* _TO BE DONE_: Extract the text of each entry below exactly, leaving every image behind.
┌────────
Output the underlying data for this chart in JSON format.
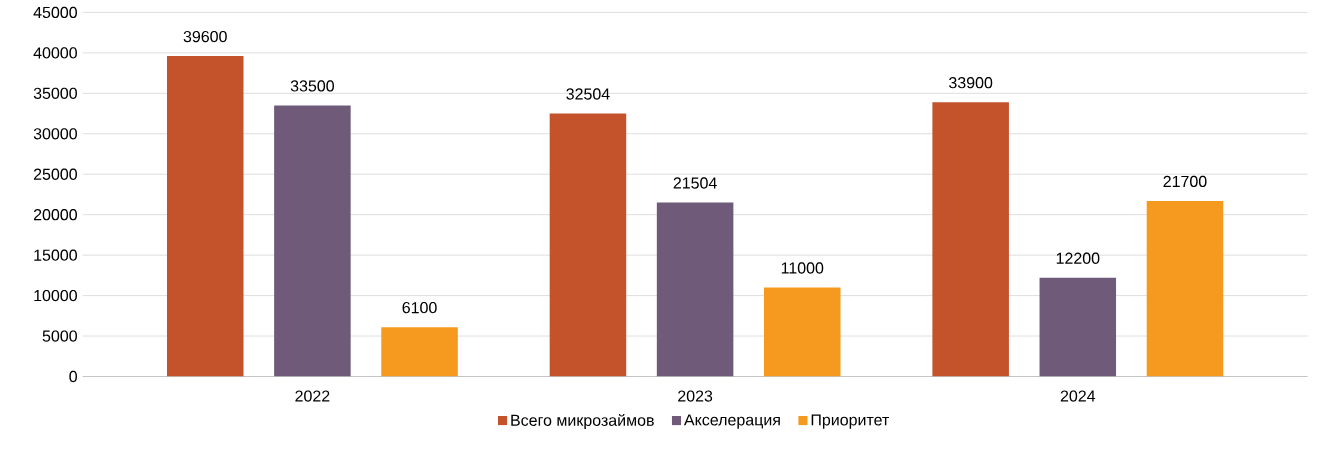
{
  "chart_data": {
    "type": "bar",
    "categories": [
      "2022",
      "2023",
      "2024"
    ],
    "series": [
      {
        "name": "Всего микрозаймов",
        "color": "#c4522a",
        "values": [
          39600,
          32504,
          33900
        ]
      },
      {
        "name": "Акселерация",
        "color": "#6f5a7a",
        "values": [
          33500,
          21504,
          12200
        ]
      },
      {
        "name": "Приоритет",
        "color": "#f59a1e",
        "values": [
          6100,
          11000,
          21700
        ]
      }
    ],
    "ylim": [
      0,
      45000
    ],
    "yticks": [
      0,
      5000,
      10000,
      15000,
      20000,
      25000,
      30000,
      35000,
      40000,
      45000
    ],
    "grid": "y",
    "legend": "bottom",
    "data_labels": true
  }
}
└────────
* _RESULT_:
Output the underlying data for this chart in JSON format.
{
  "chart_data": {
    "type": "bar",
    "categories": [
      "2022",
      "2023",
      "2024"
    ],
    "series": [
      {
        "name": "Всего микрозаймов",
        "color": "#c4522a",
        "values": [
          39600,
          32504,
          33900
        ]
      },
      {
        "name": "Акселерация",
        "color": "#6f5a7a",
        "values": [
          33500,
          21504,
          12200
        ]
      },
      {
        "name": "Приоритет",
        "color": "#f59a1e",
        "values": [
          6100,
          11000,
          21700
        ]
      }
    ],
    "ylim": [
      0,
      45000
    ],
    "yticks": [
      0,
      5000,
      10000,
      15000,
      20000,
      25000,
      30000,
      35000,
      40000,
      45000
    ],
    "grid": "y",
    "legend": "bottom",
    "data_labels": true
  }
}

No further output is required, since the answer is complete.